**Short task:**
All the data below goes into the copy word for word, but the pictures don't.
— START OF Extracted information —
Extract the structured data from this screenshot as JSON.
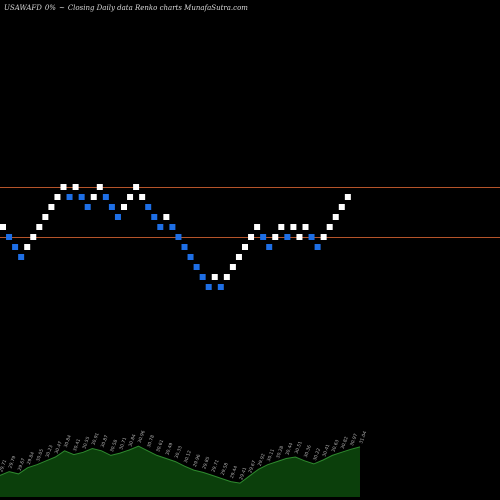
{
  "header": {
    "symbol": "USAWAFD",
    "change": "0%",
    "arrow": "~",
    "caption": "Closing Daily data Renko charts MunafaSutra.com"
  },
  "colors": {
    "background": "#000000",
    "up_brick": "#ffffff",
    "down_brick": "#1e6fe6",
    "resistance_line": "#b5542a",
    "volume_fill": "#0b3f0b",
    "volume_line": "#2e8a2e",
    "volume_label": "#b0b0b0"
  },
  "chart_data": {
    "type": "renko",
    "title": "",
    "xlabel": "",
    "ylabel": "",
    "grid": false,
    "reference_lines": [
      31.3,
      30.3
    ],
    "bricks": [
      {
        "dir": "up",
        "value": 30.5
      },
      {
        "dir": "down",
        "value": 30.3
      },
      {
        "dir": "down",
        "value": 30.1
      },
      {
        "dir": "down",
        "value": 29.9
      },
      {
        "dir": "up",
        "value": 30.1
      },
      {
        "dir": "up",
        "value": 30.3
      },
      {
        "dir": "up",
        "value": 30.5
      },
      {
        "dir": "up",
        "value": 30.7
      },
      {
        "dir": "up",
        "value": 30.9
      },
      {
        "dir": "up",
        "value": 31.1
      },
      {
        "dir": "up",
        "value": 31.3
      },
      {
        "dir": "down",
        "value": 31.1
      },
      {
        "dir": "up",
        "value": 31.3
      },
      {
        "dir": "down",
        "value": 31.1
      },
      {
        "dir": "down",
        "value": 30.9
      },
      {
        "dir": "up",
        "value": 31.1
      },
      {
        "dir": "up",
        "value": 31.3
      },
      {
        "dir": "down",
        "value": 31.1
      },
      {
        "dir": "down",
        "value": 30.9
      },
      {
        "dir": "down",
        "value": 30.7
      },
      {
        "dir": "up",
        "value": 30.9
      },
      {
        "dir": "up",
        "value": 31.1
      },
      {
        "dir": "up",
        "value": 31.3
      },
      {
        "dir": "up",
        "value": 31.1
      },
      {
        "dir": "down",
        "value": 30.9
      },
      {
        "dir": "down",
        "value": 30.7
      },
      {
        "dir": "down",
        "value": 30.5
      },
      {
        "dir": "up",
        "value": 30.7
      },
      {
        "dir": "down",
        "value": 30.5
      },
      {
        "dir": "down",
        "value": 30.3
      },
      {
        "dir": "down",
        "value": 30.1
      },
      {
        "dir": "down",
        "value": 29.9
      },
      {
        "dir": "down",
        "value": 29.7
      },
      {
        "dir": "down",
        "value": 29.5
      },
      {
        "dir": "down",
        "value": 29.3
      },
      {
        "dir": "up",
        "value": 29.5
      },
      {
        "dir": "down",
        "value": 29.3
      },
      {
        "dir": "up",
        "value": 29.5
      },
      {
        "dir": "up",
        "value": 29.7
      },
      {
        "dir": "up",
        "value": 29.9
      },
      {
        "dir": "up",
        "value": 30.1
      },
      {
        "dir": "up",
        "value": 30.3
      },
      {
        "dir": "up",
        "value": 30.5
      },
      {
        "dir": "down",
        "value": 30.3
      },
      {
        "dir": "down",
        "value": 30.1
      },
      {
        "dir": "up",
        "value": 30.3
      },
      {
        "dir": "up",
        "value": 30.5
      },
      {
        "dir": "down",
        "value": 30.3
      },
      {
        "dir": "up",
        "value": 30.5
      },
      {
        "dir": "up",
        "value": 30.3
      },
      {
        "dir": "up",
        "value": 30.5
      },
      {
        "dir": "down",
        "value": 30.3
      },
      {
        "dir": "down",
        "value": 30.1
      },
      {
        "dir": "up",
        "value": 30.3
      },
      {
        "dir": "up",
        "value": 30.5
      },
      {
        "dir": "up",
        "value": 30.7
      },
      {
        "dir": "up",
        "value": 30.9
      },
      {
        "dir": "up",
        "value": 31.1
      }
    ],
    "volume_labels": [
      "29.71",
      "29.79",
      "29.67",
      "29.84",
      "30.05",
      "30.23",
      "30.47",
      "30.84",
      "30.41",
      "30.55",
      "30.91",
      "30.87",
      "30.58",
      "30.71",
      "30.84",
      "30.96",
      "30.78",
      "30.61",
      "30.49",
      "30.33",
      "30.12",
      "29.96",
      "29.85",
      "29.71",
      "29.58",
      "29.44",
      "29.41",
      "29.67",
      "29.92",
      "30.11",
      "30.28",
      "30.44",
      "30.51",
      "30.36",
      "30.22",
      "30.41",
      "30.63",
      "30.82",
      "30.97",
      "31.04"
    ],
    "volume_levels": [
      0.28,
      0.33,
      0.3,
      0.38,
      0.42,
      0.47,
      0.52,
      0.6,
      0.55,
      0.58,
      0.63,
      0.6,
      0.54,
      0.57,
      0.61,
      0.66,
      0.6,
      0.54,
      0.5,
      0.46,
      0.4,
      0.35,
      0.32,
      0.28,
      0.24,
      0.2,
      0.18,
      0.27,
      0.36,
      0.42,
      0.46,
      0.5,
      0.52,
      0.47,
      0.43,
      0.48,
      0.54,
      0.58,
      0.62,
      0.65
    ]
  }
}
— END OF Extracted information —
**Result of this exercise:**
Extract the structured data from this screenshot as JSON.
{
  "header": {
    "symbol": "USAWAFD",
    "change": "0%",
    "arrow": "~",
    "caption": "Closing Daily data Renko charts MunafaSutra.com"
  },
  "colors": {
    "background": "#000000",
    "up_brick": "#ffffff",
    "down_brick": "#1e6fe6",
    "resistance_line": "#b5542a",
    "volume_fill": "#0b3f0b",
    "volume_line": "#2e8a2e",
    "volume_label": "#b0b0b0"
  },
  "chart_data": {
    "type": "renko",
    "title": "",
    "xlabel": "",
    "ylabel": "",
    "grid": false,
    "reference_lines": [
      31.3,
      30.3
    ],
    "bricks": [
      {
        "dir": "up",
        "value": 30.5
      },
      {
        "dir": "down",
        "value": 30.3
      },
      {
        "dir": "down",
        "value": 30.1
      },
      {
        "dir": "down",
        "value": 29.9
      },
      {
        "dir": "up",
        "value": 30.1
      },
      {
        "dir": "up",
        "value": 30.3
      },
      {
        "dir": "up",
        "value": 30.5
      },
      {
        "dir": "up",
        "value": 30.7
      },
      {
        "dir": "up",
        "value": 30.9
      },
      {
        "dir": "up",
        "value": 31.1
      },
      {
        "dir": "up",
        "value": 31.3
      },
      {
        "dir": "down",
        "value": 31.1
      },
      {
        "dir": "up",
        "value": 31.3
      },
      {
        "dir": "down",
        "value": 31.1
      },
      {
        "dir": "down",
        "value": 30.9
      },
      {
        "dir": "up",
        "value": 31.1
      },
      {
        "dir": "up",
        "value": 31.3
      },
      {
        "dir": "down",
        "value": 31.1
      },
      {
        "dir": "down",
        "value": 30.9
      },
      {
        "dir": "down",
        "value": 30.7
      },
      {
        "dir": "up",
        "value": 30.9
      },
      {
        "dir": "up",
        "value": 31.1
      },
      {
        "dir": "up",
        "value": 31.3
      },
      {
        "dir": "up",
        "value": 31.1
      },
      {
        "dir": "down",
        "value": 30.9
      },
      {
        "dir": "down",
        "value": 30.7
      },
      {
        "dir": "down",
        "value": 30.5
      },
      {
        "dir": "up",
        "value": 30.7
      },
      {
        "dir": "down",
        "value": 30.5
      },
      {
        "dir": "down",
        "value": 30.3
      },
      {
        "dir": "down",
        "value": 30.1
      },
      {
        "dir": "down",
        "value": 29.9
      },
      {
        "dir": "down",
        "value": 29.7
      },
      {
        "dir": "down",
        "value": 29.5
      },
      {
        "dir": "down",
        "value": 29.3
      },
      {
        "dir": "up",
        "value": 29.5
      },
      {
        "dir": "down",
        "value": 29.3
      },
      {
        "dir": "up",
        "value": 29.5
      },
      {
        "dir": "up",
        "value": 29.7
      },
      {
        "dir": "up",
        "value": 29.9
      },
      {
        "dir": "up",
        "value": 30.1
      },
      {
        "dir": "up",
        "value": 30.3
      },
      {
        "dir": "up",
        "value": 30.5
      },
      {
        "dir": "down",
        "value": 30.3
      },
      {
        "dir": "down",
        "value": 30.1
      },
      {
        "dir": "up",
        "value": 30.3
      },
      {
        "dir": "up",
        "value": 30.5
      },
      {
        "dir": "down",
        "value": 30.3
      },
      {
        "dir": "up",
        "value": 30.5
      },
      {
        "dir": "up",
        "value": 30.3
      },
      {
        "dir": "up",
        "value": 30.5
      },
      {
        "dir": "down",
        "value": 30.3
      },
      {
        "dir": "down",
        "value": 30.1
      },
      {
        "dir": "up",
        "value": 30.3
      },
      {
        "dir": "up",
        "value": 30.5
      },
      {
        "dir": "up",
        "value": 30.7
      },
      {
        "dir": "up",
        "value": 30.9
      },
      {
        "dir": "up",
        "value": 31.1
      }
    ],
    "volume_labels": [
      "29.71",
      "29.79",
      "29.67",
      "29.84",
      "30.05",
      "30.23",
      "30.47",
      "30.84",
      "30.41",
      "30.55",
      "30.91",
      "30.87",
      "30.58",
      "30.71",
      "30.84",
      "30.96",
      "30.78",
      "30.61",
      "30.49",
      "30.33",
      "30.12",
      "29.96",
      "29.85",
      "29.71",
      "29.58",
      "29.44",
      "29.41",
      "29.67",
      "29.92",
      "30.11",
      "30.28",
      "30.44",
      "30.51",
      "30.36",
      "30.22",
      "30.41",
      "30.63",
      "30.82",
      "30.97",
      "31.04"
    ],
    "volume_levels": [
      0.28,
      0.33,
      0.3,
      0.38,
      0.42,
      0.47,
      0.52,
      0.6,
      0.55,
      0.58,
      0.63,
      0.6,
      0.54,
      0.57,
      0.61,
      0.66,
      0.6,
      0.54,
      0.5,
      0.46,
      0.4,
      0.35,
      0.32,
      0.28,
      0.24,
      0.2,
      0.18,
      0.27,
      0.36,
      0.42,
      0.46,
      0.5,
      0.52,
      0.47,
      0.43,
      0.48,
      0.54,
      0.58,
      0.62,
      0.65
    ]
  }
}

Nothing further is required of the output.